◆ Requirement: Your task is to transcribe all the entries exactly, excluding pictures.

◆ Records to process:

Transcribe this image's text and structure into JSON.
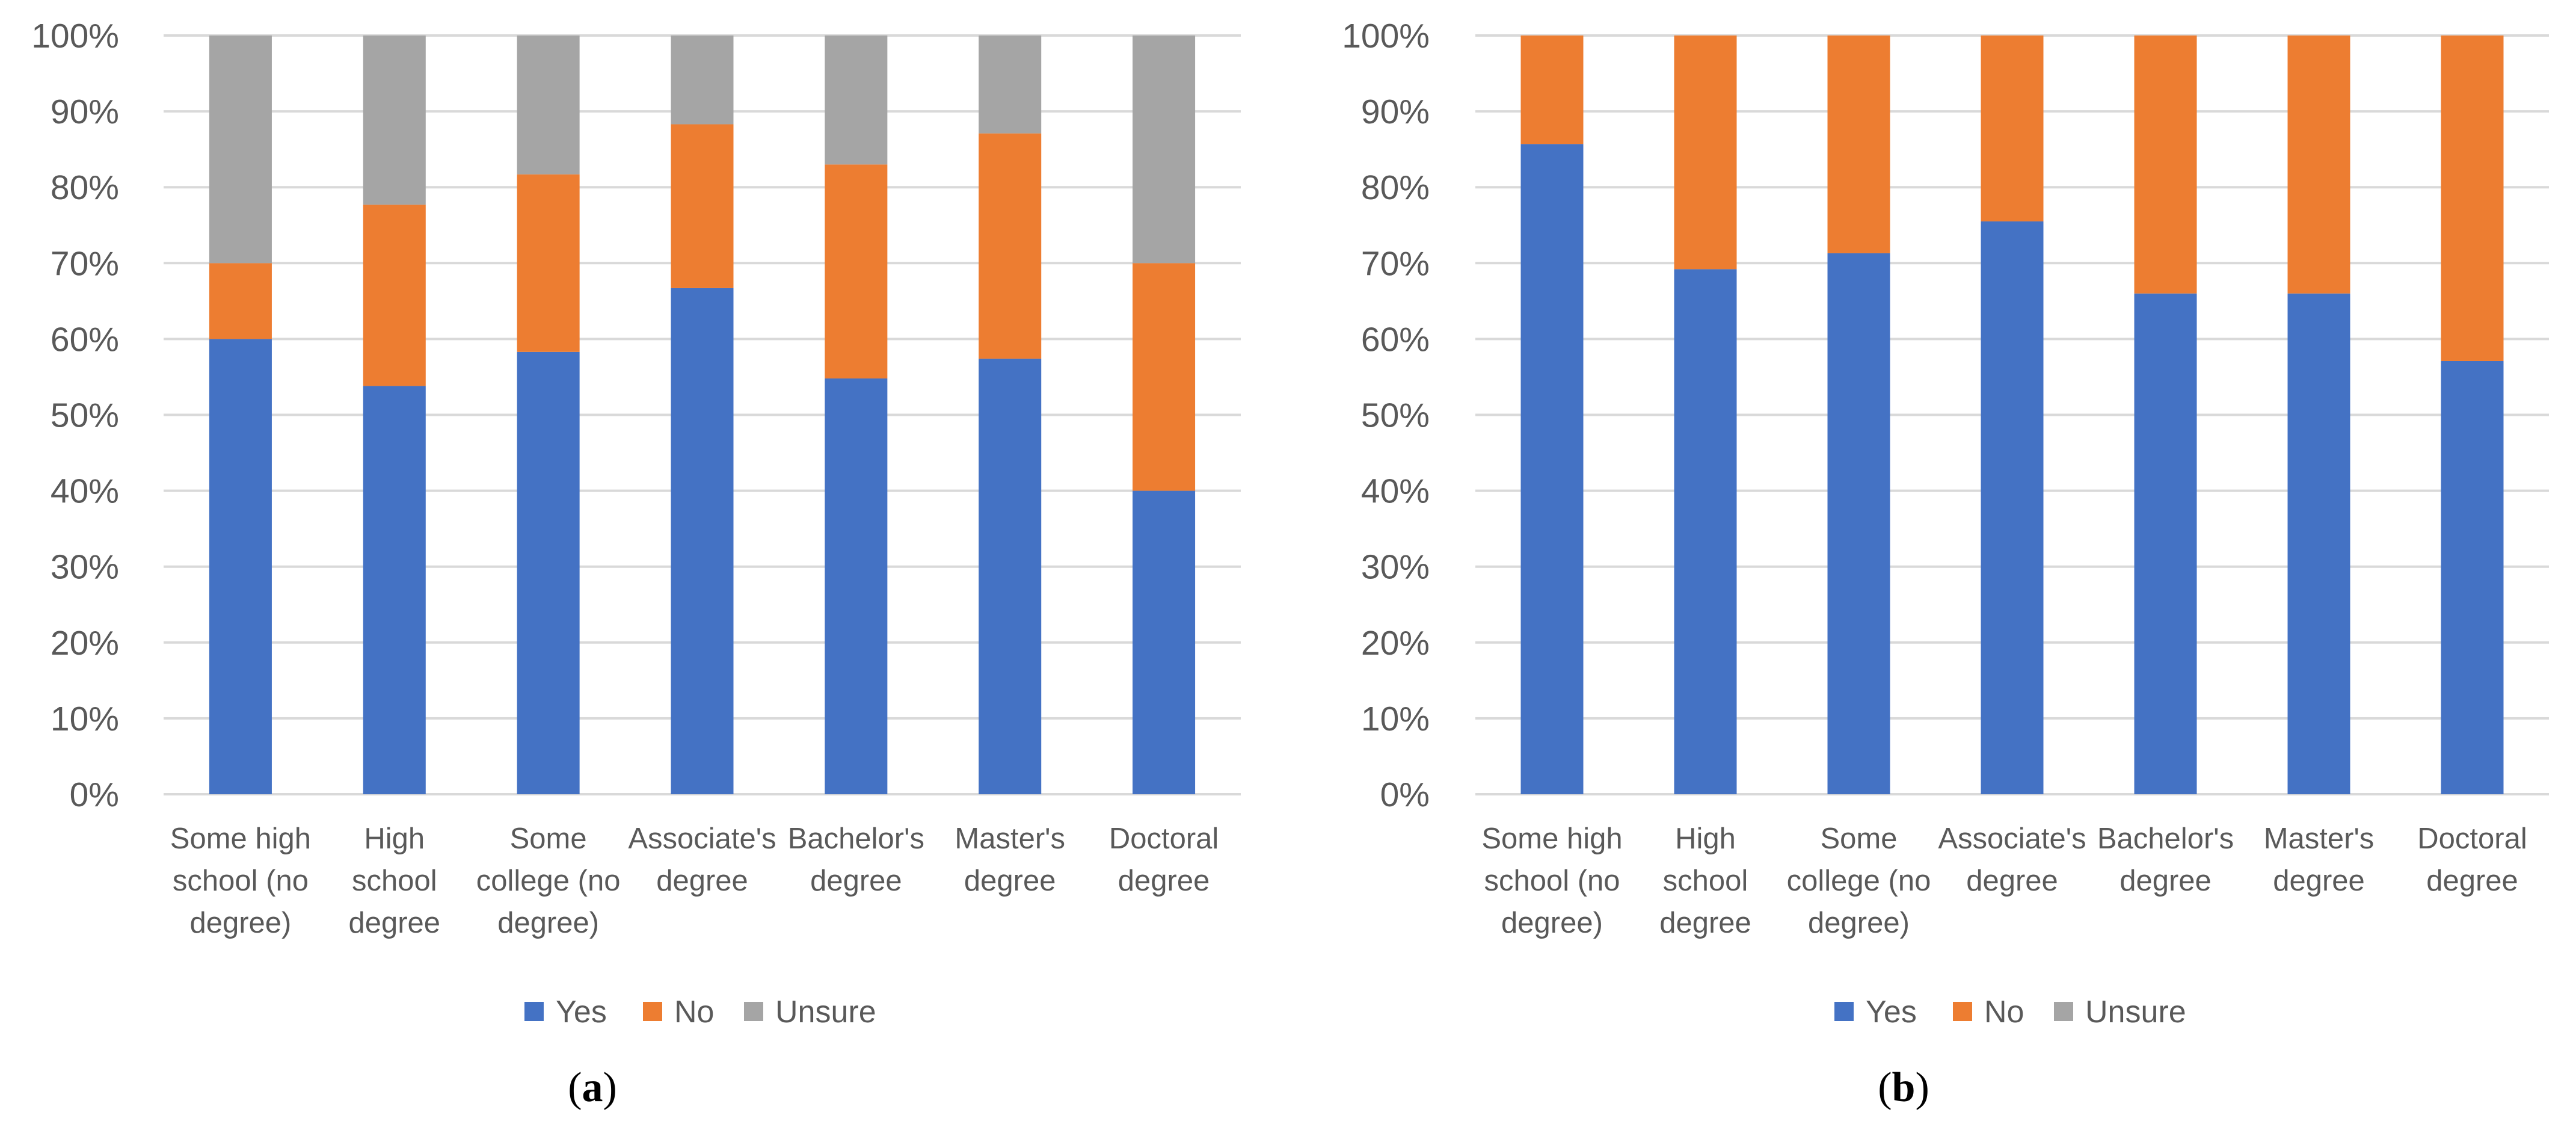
{
  "chart_data": [
    {
      "type": "bar",
      "stacked": true,
      "caption_letter": "a",
      "categories": [
        [
          "Some high",
          "school (no",
          "degree)"
        ],
        [
          "High",
          "school",
          "degree"
        ],
        [
          "Some",
          "college (no",
          "degree)"
        ],
        [
          "Associate's",
          "degree"
        ],
        [
          "Bachelor's",
          "degree"
        ],
        [
          "Master's",
          "degree"
        ],
        [
          "Doctoral",
          "degree"
        ]
      ],
      "series": [
        {
          "name": "Yes",
          "color": "#4472C4",
          "values": [
            60,
            53.8,
            58.3,
            66.7,
            54.8,
            57.4,
            40
          ]
        },
        {
          "name": "No",
          "color": "#ED7D31",
          "values": [
            10,
            23.9,
            23.4,
            21.6,
            28.2,
            29.7,
            30
          ]
        },
        {
          "name": "Unsure",
          "color": "#A5A5A5",
          "values": [
            30,
            22.3,
            18.3,
            11.7,
            17,
            12.9,
            30
          ]
        }
      ],
      "ylim": [
        0,
        100
      ],
      "yticks": [
        "0%",
        "10%",
        "20%",
        "30%",
        "40%",
        "50%",
        "60%",
        "70%",
        "80%",
        "90%",
        "100%"
      ],
      "grid": true,
      "legend": "bottom"
    },
    {
      "type": "bar",
      "stacked": true,
      "caption_letter": "b",
      "categories": [
        [
          "Some high",
          "school (no",
          "degree)"
        ],
        [
          "High",
          "school",
          "degree"
        ],
        [
          "Some",
          "college (no",
          "degree)"
        ],
        [
          "Associate's",
          "degree"
        ],
        [
          "Bachelor's",
          "degree"
        ],
        [
          "Master's",
          "degree"
        ],
        [
          "Doctoral",
          "degree"
        ]
      ],
      "series": [
        {
          "name": "Yes",
          "color": "#4472C4",
          "values": [
            85.7,
            69.2,
            71.3,
            75.5,
            66,
            66,
            57.1
          ]
        },
        {
          "name": "No",
          "color": "#ED7D31",
          "values": [
            14.3,
            30.8,
            28.7,
            24.5,
            34,
            34,
            42.9
          ]
        },
        {
          "name": "Unsure",
          "color": "#A5A5A5",
          "values": [
            0,
            0,
            0,
            0,
            0,
            0,
            0
          ]
        }
      ],
      "ylim": [
        0,
        100
      ],
      "yticks": [
        "0%",
        "10%",
        "20%",
        "30%",
        "40%",
        "50%",
        "60%",
        "70%",
        "80%",
        "90%",
        "100%"
      ],
      "grid": true,
      "legend": "bottom"
    }
  ]
}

◆ Response below:
Transcribe this image's text and structure into JSON.
{
  "chart_data": [
    {
      "type": "bar",
      "stacked": true,
      "caption_letter": "a",
      "categories": [
        [
          "Some high",
          "school (no",
          "degree)"
        ],
        [
          "High",
          "school",
          "degree"
        ],
        [
          "Some",
          "college (no",
          "degree)"
        ],
        [
          "Associate's",
          "degree"
        ],
        [
          "Bachelor's",
          "degree"
        ],
        [
          "Master's",
          "degree"
        ],
        [
          "Doctoral",
          "degree"
        ]
      ],
      "series": [
        {
          "name": "Yes",
          "color": "#4472C4",
          "values": [
            60,
            53.8,
            58.3,
            66.7,
            54.8,
            57.4,
            40
          ]
        },
        {
          "name": "No",
          "color": "#ED7D31",
          "values": [
            10,
            23.9,
            23.4,
            21.6,
            28.2,
            29.7,
            30
          ]
        },
        {
          "name": "Unsure",
          "color": "#A5A5A5",
          "values": [
            30,
            22.3,
            18.3,
            11.7,
            17,
            12.9,
            30
          ]
        }
      ],
      "ylim": [
        0,
        100
      ],
      "yticks": [
        "0%",
        "10%",
        "20%",
        "30%",
        "40%",
        "50%",
        "60%",
        "70%",
        "80%",
        "90%",
        "100%"
      ],
      "grid": true,
      "legend": "bottom"
    },
    {
      "type": "bar",
      "stacked": true,
      "caption_letter": "b",
      "categories": [
        [
          "Some high",
          "school (no",
          "degree)"
        ],
        [
          "High",
          "school",
          "degree"
        ],
        [
          "Some",
          "college (no",
          "degree)"
        ],
        [
          "Associate's",
          "degree"
        ],
        [
          "Bachelor's",
          "degree"
        ],
        [
          "Master's",
          "degree"
        ],
        [
          "Doctoral",
          "degree"
        ]
      ],
      "series": [
        {
          "name": "Yes",
          "color": "#4472C4",
          "values": [
            85.7,
            69.2,
            71.3,
            75.5,
            66,
            66,
            57.1
          ]
        },
        {
          "name": "No",
          "color": "#ED7D31",
          "values": [
            14.3,
            30.8,
            28.7,
            24.5,
            34,
            34,
            42.9
          ]
        },
        {
          "name": "Unsure",
          "color": "#A5A5A5",
          "values": [
            0,
            0,
            0,
            0,
            0,
            0,
            0
          ]
        }
      ],
      "ylim": [
        0,
        100
      ],
      "yticks": [
        "0%",
        "10%",
        "20%",
        "30%",
        "40%",
        "50%",
        "60%",
        "70%",
        "80%",
        "90%",
        "100%"
      ],
      "grid": true,
      "legend": "bottom"
    }
  ]
}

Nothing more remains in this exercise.